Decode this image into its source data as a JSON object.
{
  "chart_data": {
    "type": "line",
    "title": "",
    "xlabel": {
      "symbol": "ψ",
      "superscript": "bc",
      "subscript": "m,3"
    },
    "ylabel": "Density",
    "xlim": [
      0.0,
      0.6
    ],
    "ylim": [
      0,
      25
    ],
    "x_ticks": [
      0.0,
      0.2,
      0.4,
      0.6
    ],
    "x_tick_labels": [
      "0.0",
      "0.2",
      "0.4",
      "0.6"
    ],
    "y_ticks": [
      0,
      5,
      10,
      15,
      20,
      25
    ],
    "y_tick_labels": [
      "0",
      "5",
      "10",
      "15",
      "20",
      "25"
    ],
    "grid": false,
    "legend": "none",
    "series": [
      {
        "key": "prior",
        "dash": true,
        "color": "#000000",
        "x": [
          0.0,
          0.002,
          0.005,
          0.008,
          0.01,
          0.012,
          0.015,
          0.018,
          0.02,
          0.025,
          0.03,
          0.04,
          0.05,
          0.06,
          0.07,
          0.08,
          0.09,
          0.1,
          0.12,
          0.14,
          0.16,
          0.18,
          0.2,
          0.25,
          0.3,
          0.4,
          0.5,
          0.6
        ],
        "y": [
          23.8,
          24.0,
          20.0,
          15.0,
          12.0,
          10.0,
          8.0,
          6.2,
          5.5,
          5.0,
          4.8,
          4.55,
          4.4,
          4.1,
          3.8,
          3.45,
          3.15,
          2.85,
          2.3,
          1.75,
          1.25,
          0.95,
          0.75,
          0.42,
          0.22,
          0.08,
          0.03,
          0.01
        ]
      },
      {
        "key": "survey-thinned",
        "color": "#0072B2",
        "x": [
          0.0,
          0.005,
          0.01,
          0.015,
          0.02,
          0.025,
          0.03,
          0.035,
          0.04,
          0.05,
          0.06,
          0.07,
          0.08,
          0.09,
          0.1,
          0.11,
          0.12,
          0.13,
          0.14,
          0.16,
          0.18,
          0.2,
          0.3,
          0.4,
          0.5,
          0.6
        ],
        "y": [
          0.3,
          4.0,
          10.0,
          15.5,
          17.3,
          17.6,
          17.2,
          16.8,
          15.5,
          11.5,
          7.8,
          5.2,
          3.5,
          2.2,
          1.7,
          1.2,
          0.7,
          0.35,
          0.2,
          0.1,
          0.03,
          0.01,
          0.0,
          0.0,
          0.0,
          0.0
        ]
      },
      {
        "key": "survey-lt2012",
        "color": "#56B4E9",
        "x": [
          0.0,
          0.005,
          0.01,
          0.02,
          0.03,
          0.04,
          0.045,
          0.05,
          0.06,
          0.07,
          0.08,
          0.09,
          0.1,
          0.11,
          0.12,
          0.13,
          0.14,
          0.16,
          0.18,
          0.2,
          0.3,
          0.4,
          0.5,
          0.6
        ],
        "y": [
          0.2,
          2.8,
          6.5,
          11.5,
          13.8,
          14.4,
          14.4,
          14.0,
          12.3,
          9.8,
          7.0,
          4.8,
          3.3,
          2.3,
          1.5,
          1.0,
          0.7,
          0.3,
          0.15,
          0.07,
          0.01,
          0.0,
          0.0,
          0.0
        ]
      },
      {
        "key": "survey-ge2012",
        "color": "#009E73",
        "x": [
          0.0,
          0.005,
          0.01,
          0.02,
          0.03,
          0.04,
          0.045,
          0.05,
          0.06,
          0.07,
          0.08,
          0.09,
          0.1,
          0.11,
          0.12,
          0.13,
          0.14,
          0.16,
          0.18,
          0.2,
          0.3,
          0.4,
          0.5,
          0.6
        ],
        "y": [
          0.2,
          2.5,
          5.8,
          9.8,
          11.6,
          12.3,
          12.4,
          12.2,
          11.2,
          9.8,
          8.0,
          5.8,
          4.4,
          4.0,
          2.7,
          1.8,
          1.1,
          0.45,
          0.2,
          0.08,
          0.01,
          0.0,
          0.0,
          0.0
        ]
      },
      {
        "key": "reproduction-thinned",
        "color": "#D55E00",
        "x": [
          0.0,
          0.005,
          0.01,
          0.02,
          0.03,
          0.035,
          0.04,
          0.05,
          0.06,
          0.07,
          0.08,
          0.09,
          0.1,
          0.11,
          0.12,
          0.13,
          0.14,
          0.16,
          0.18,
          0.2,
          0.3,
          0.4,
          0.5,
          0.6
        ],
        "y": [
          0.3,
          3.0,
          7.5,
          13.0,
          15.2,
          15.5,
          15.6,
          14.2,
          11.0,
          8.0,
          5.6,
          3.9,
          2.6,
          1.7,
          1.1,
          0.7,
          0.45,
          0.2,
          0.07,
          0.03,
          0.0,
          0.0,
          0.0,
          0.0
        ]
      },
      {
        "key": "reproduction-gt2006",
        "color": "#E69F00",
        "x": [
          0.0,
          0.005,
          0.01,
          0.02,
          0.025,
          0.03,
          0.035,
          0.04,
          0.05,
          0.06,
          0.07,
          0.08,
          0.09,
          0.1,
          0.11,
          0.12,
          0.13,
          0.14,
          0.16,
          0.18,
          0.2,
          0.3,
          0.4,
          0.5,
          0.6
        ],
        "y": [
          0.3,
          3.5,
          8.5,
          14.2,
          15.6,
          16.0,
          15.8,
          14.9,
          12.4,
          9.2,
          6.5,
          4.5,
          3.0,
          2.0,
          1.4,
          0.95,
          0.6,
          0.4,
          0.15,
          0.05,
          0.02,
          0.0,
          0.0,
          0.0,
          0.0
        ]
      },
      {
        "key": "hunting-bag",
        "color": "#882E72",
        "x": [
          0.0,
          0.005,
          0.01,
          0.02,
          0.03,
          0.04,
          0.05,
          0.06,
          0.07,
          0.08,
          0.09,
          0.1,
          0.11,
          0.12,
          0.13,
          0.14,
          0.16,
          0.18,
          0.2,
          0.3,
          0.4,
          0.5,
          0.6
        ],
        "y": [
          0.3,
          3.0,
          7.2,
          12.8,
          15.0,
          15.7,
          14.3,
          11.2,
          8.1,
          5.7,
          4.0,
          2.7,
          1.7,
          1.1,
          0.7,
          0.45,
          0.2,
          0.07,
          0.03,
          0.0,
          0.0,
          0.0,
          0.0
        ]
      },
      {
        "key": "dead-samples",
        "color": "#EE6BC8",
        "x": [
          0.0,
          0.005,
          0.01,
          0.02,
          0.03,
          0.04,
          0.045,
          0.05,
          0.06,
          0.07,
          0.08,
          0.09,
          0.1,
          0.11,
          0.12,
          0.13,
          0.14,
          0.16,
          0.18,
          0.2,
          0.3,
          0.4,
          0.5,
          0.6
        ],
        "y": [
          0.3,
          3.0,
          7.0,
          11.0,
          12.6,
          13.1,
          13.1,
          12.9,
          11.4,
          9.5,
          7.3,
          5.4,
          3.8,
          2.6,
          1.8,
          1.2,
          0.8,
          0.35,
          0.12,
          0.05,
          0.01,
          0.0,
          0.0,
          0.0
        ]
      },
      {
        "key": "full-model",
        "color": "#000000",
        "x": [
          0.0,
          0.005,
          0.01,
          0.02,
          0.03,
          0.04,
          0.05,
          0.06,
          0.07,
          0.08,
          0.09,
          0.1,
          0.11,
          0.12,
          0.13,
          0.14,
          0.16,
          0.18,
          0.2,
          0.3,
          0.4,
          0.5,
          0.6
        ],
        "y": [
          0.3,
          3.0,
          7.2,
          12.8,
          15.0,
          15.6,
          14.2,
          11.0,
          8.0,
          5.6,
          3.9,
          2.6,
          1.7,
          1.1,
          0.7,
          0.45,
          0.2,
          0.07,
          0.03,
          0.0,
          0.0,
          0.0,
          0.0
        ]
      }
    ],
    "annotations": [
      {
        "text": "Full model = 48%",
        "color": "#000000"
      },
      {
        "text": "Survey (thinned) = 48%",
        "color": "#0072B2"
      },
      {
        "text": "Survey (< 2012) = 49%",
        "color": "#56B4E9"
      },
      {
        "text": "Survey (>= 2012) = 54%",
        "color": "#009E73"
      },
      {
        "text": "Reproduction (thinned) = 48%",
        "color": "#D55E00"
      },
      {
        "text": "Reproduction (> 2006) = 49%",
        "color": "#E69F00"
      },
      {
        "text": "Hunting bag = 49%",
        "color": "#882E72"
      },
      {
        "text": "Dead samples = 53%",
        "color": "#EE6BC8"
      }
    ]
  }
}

┄┄┄┄┄┄┄┄┄┄

▶ _EXERCISE OBJECTIVE_
Search the data above for lines holding "thinned" and copy each of them.

▶ _SOLUTION TO THE PROBLEM_
        "key": "survey-thinned",
        "key": "reproduction-thinned",
        "text": "Survey (thinned) = 48%",
        "text": "Reproduction (thinned) = 48%",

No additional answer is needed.